##### PROVIDED ENTRIES #####

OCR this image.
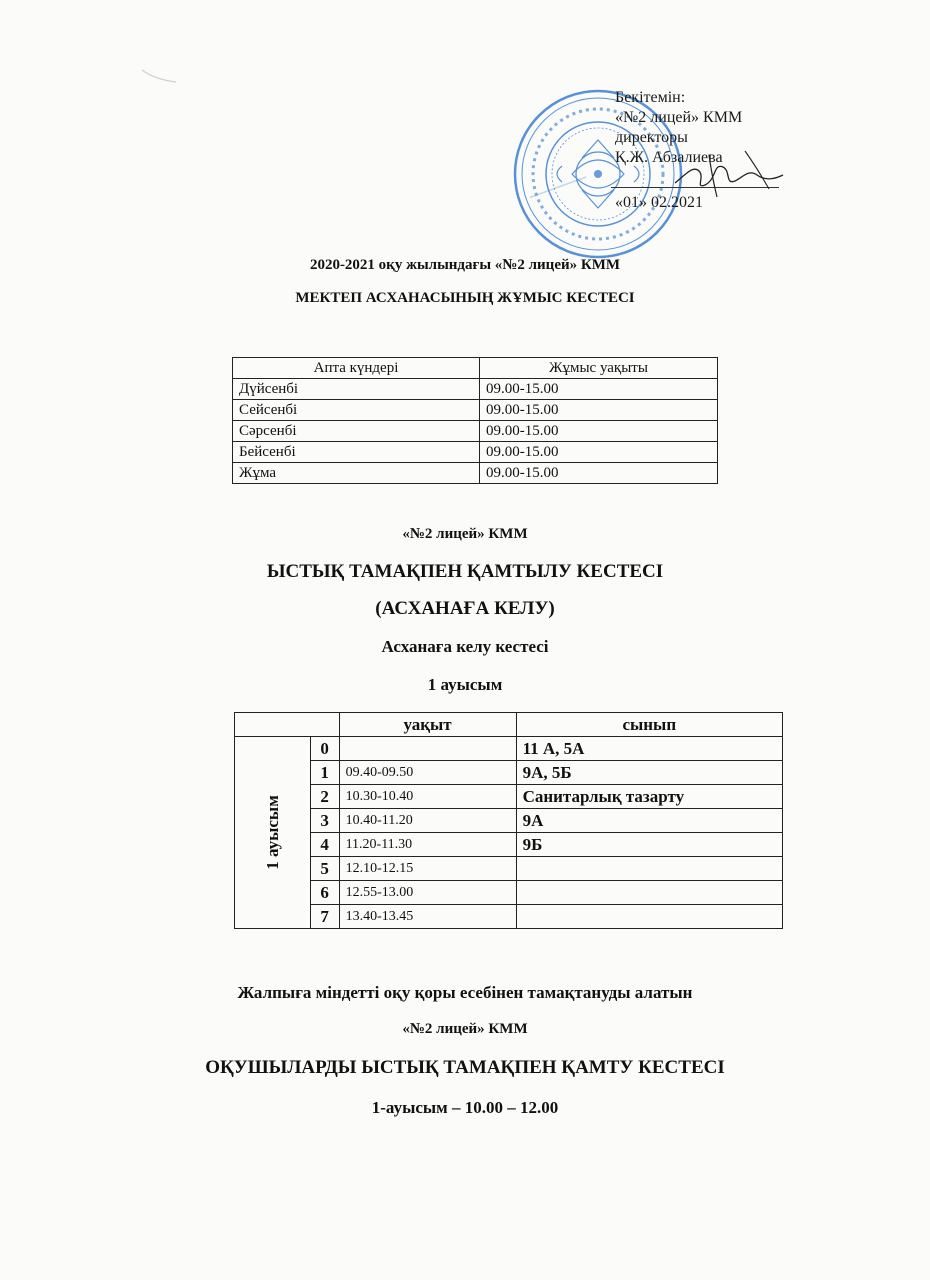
Бекітемін:
«№2 лицей» КММ
директоры
Қ.Ж. Абзалиева
«01» 02.2021
2020-2021 оқу жылындағы «№2 лицей» КММ
МЕКТЕП АСХАНАСЫНЫҢ ЖҰМЫС КЕСТЕСІ
Апта күндері	Жұмыс уақыты
Дүйсенбі	09.00-15.00
Сейсенбі	09.00-15.00
Сәрсенбі	09.00-15.00
Бейсенбі	09.00-15.00
Жұма	09.00-15.00
«№2 лицей» КММ
ЫСТЫҚ ТАМАҚПЕН ҚАМТЫЛУ КЕСТЕСІ
(АСХАНАҒА КЕЛУ)
Асханаға келу кестесі
1 ауысым
		уақыт	сынып
1 ауысым	0		11 А, 5А
	1	09.40-09.50	9А, 5Б
	2	10.30-10.40	Санитарлық тазарту
	3	10.40-11.20	9А
	4	11.20-11.30	9Б
	5	12.10-12.15	
	6	12.55-13.00	
	7	13.40-13.45	
Жалпыға міндетті оқу қоры есебінен тамақтануды алатын
«№2 лицей» КММ
ОҚУШЫЛАРДЫ ЫСТЫҚ ТАМАҚПЕН ҚАМТУ КЕСТЕСІ
1-ауысым – 10.00 – 12.00
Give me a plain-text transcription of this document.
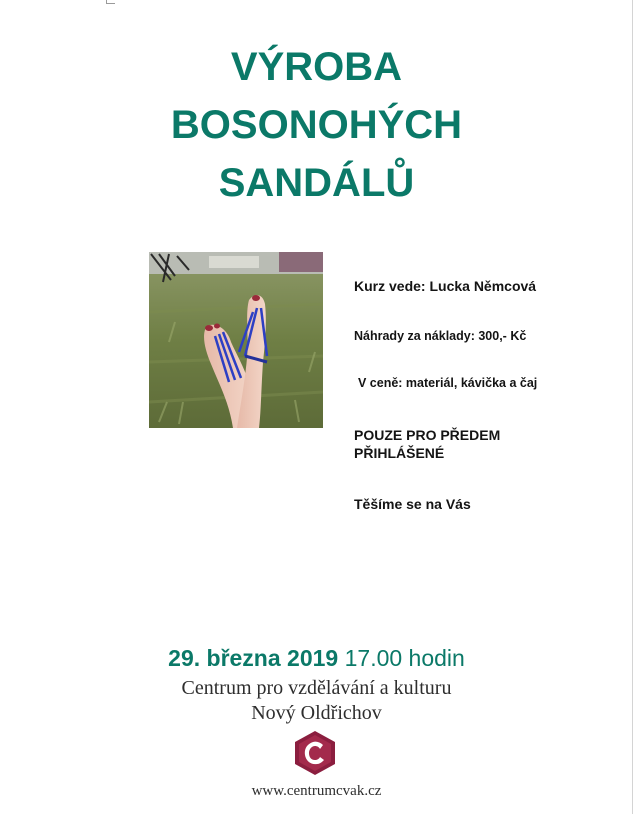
VÝROBA
BOSONOHÝCH
SANDÁLŮ
Kurz vede: Lucka Němcová
Náhrady za náklady: 300,- Kč
V ceně: materiál, kávička a čaj
POUZE PRO PŘEDEM
PŘIHLÁŠENÉ
Těšíme se na Vás
29. března 2019 17.00 hodin
Centrum pro vzdělávání a kulturu
Nový Oldřichov
www.centrumcvak.cz
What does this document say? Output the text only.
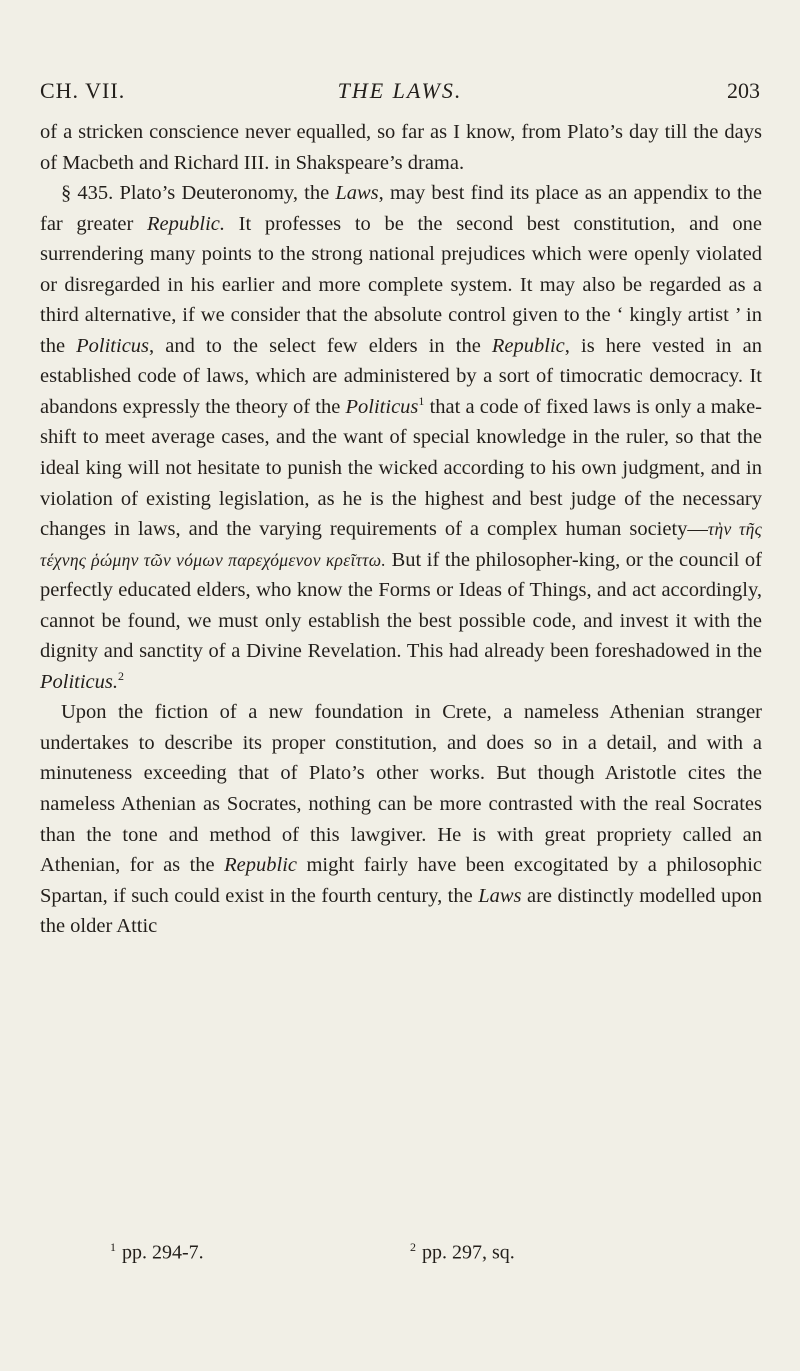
CH. VII.	THE LAWS.	203

of a stricken conscience never equalled, so far as I know, from Plato’s day till the days of Macbeth and Richard III. in Shakspeare’s drama.

§ 435. Plato’s Deuteronomy, the Laws, may best find its place as an appendix to the far greater Republic. It professes to be the second best constitution, and one surrendering many points to the strong national prejudices which were openly violated or disregarded in his earlier and more complete system. It may also be regarded as a third alternative, if we consider that the absolute control given to the ‘ kingly artist ’ in the Politicus, and to the select few elders in the Republic, is here vested in an established code of laws, which are administered by a sort of timocratic democracy. It abandons expressly the theory of the Politicus$^1$ that a code of fixed laws is only a make-shift to meet average cases, and the want of special knowledge in the ruler, so that the ideal king will not hesitate to punish the wicked according to his own judgment, and in violation of existing legislation, as he is the highest and best judge of the necessary changes in laws, and the varying requirements of a complex human society—τὴν τῆς τέχνης ῥώμην τῶν νόμων παρεχόμενον κρεῖττω. But if the philosopher-king, or the council of perfectly educated elders, who know the Forms or Ideas of Things, and act accordingly, cannot be found, we must only establish the best possible code, and invest it with the dignity and sanctity of a Divine Revelation. This had already been foreshadowed in the Politicus.$^2$

Upon the fiction of a new foundation in Crete, a nameless Athenian stranger undertakes to describe its proper constitution, and does so in a detail, and with a minuteness exceeding that of Plato’s other works. But though Aristotle cites the nameless Athenian as Socrates, nothing can be more contrasted with the real Socrates than the tone and method of this lawgiver. He is with great propriety called an Athenian, for as the Republic might fairly have been excogitated by a philosophic Spartan, if such could exist in the fourth century, the Laws are distinctly modelled upon the older Attic

$^1$ pp. 294-7.	$^2$ pp. 297, sq.
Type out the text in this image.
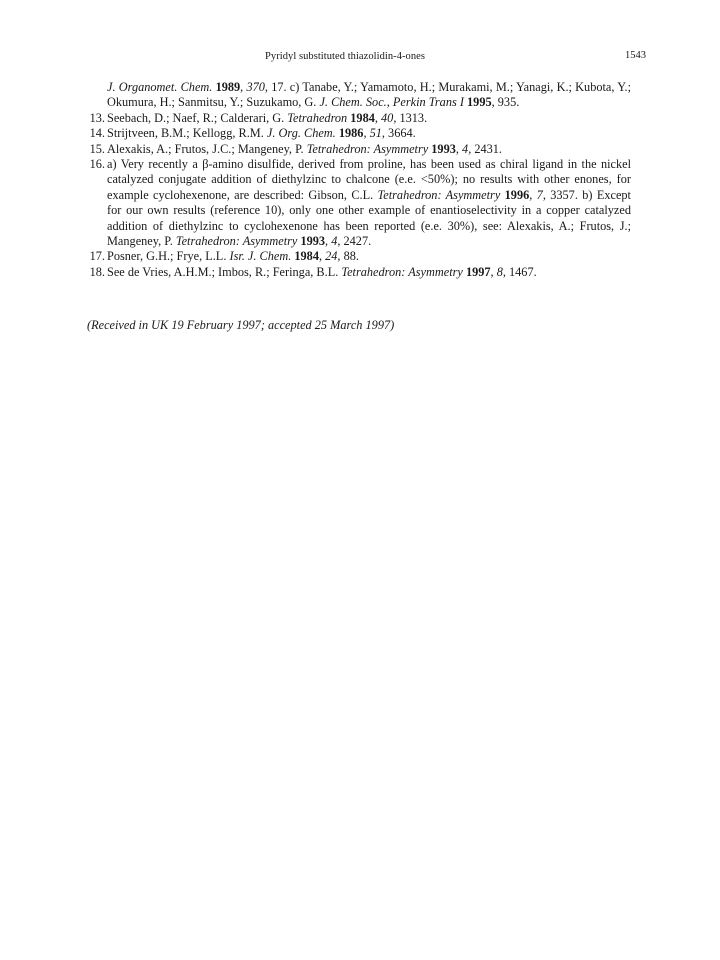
Pyridyl substituted thiazolidin-4-ones	1543
J. Organomet. Chem. 1989, 370, 17. c) Tanabe, Y.; Yamamoto, H.; Murakami, M.; Yanagi, K.; Kubota, Y.; Okumura, H.; Sanmitsu, Y.; Suzukamo, G. J. Chem. Soc., Perkin Trans I 1995, 935.
13. Seebach, D.; Naef, R.; Calderari, G. Tetrahedron 1984, 40, 1313.
14. Strijtveen, B.M.; Kellogg, R.M. J. Org. Chem. 1986, 51, 3664.
15. Alexakis, A.; Frutos, J.C.; Mangeney, P. Tetrahedron: Asymmetry 1993, 4, 2431.
16. a) Very recently a β-amino disulfide, derived from proline, has been used as chiral ligand in the nickel catalyzed conjugate addition of diethylzinc to chalcone (e.e. <50%); no results with other enones, for example cyclohexenone, are described: Gibson, C.L. Tetrahedron: Asymmetry 1996, 7, 3357. b) Except for our own results (reference 10), only one other example of enantioselectivity in a copper catalyzed addition of diethylzinc to cyclohexenone has been reported (e.e. 30%), see: Alexakis, A.; Frutos, J.; Mangeney, P. Tetrahedron: Asymmetry 1993, 4, 2427.
17. Posner, G.H.; Frye, L.L. Isr. J. Chem. 1984, 24, 88.
18. See de Vries, A.H.M.; Imbos, R.; Feringa, B.L. Tetrahedron: Asymmetry 1997, 8, 1467.
(Received in UK 19 February 1997; accepted 25 March 1997)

#####

WRITTEN PROBLEM: Copy out each line of the data containing the string "Mangeney".

SOLUTION TO THE PROBLEM:
15. Alexakis, A.; Frutos, J.C.; Mangeney, P. Tetrahedron: Asymmetry 1993, 4, 2431.
16. a) Very recently a β-amino disulfide, derived from proline, has been used as chiral ligand in the nickel catalyzed conjugate addition of diethylzinc to chalcone (e.e. <50%); no results with other enones, for example cyclohexenone, are described: Gibson, C.L. Tetrahedron: Asymmetry 1996, 7, 3357. b) Except for our own results (reference 10), only one other example of enantioselectivity in a copper catalyzed addition of diethylzinc to cyclohexenone has been reported (e.e. 30%), see: Alexakis, A.; Frutos, J.; Mangeney, P. Tetrahedron: Asymmetry 1993, 4, 2427.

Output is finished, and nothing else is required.